Task directions.
Your task is to repeat the entries underneath exactly, minus the pictures.

(Data listing)

###

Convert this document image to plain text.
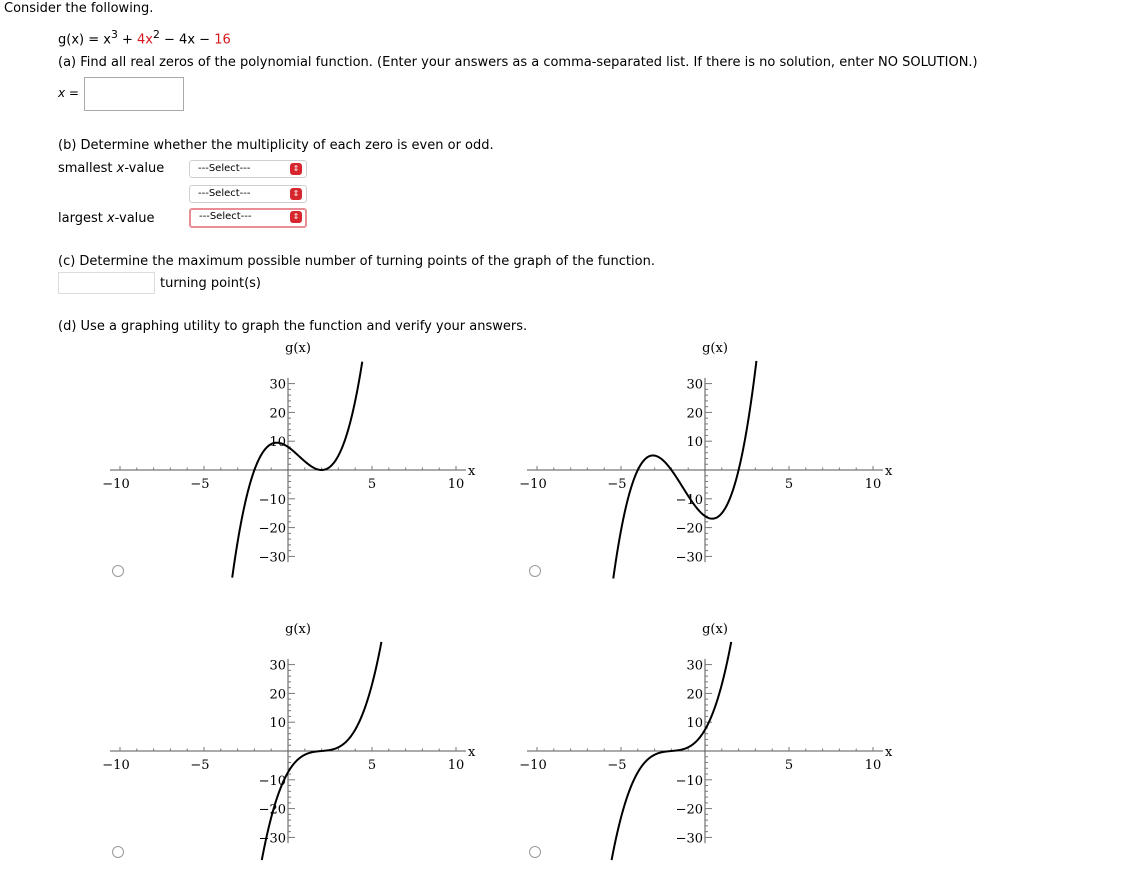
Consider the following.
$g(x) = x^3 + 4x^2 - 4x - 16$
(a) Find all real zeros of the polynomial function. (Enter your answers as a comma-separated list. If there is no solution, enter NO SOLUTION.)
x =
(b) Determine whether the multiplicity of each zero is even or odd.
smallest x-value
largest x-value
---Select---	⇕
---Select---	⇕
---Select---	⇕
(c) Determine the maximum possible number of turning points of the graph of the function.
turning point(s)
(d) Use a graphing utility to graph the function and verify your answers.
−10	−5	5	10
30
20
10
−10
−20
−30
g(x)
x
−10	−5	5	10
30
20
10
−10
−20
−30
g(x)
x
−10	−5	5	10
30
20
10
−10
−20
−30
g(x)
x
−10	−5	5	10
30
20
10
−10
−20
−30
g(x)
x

###

Exercise response.
Convert this document image to plain text.
Consider the following.
$g(x) = x^3 + 4x^2 - 4x - 16$
(a) Find all real zeros of the polynomial function. (Enter your answers as a comma-separated list. If there is no solution, enter NO SOLUTION.)
x =
(b) Determine whether the multiplicity of each zero is even or odd.
smallest x-value
largest x-value
---Select---	⇕
---Select---	⇕
---Select---	⇕
(c) Determine the maximum possible number of turning points of the graph of the function.
turning point(s)
(d) Use a graphing utility to graph the function and verify your answers.
−10	−5	5	10
30
20
10
−10
−20
−30
g(x)
x
−10	−5	5	10
30
20
10
−10
−20
−30
g(x)
x
−10	−5	5	10
30
20
10
−10
−20
−30
g(x)
x
−10	−5	5	10
30
20
10
−10
−20
−30
g(x)
x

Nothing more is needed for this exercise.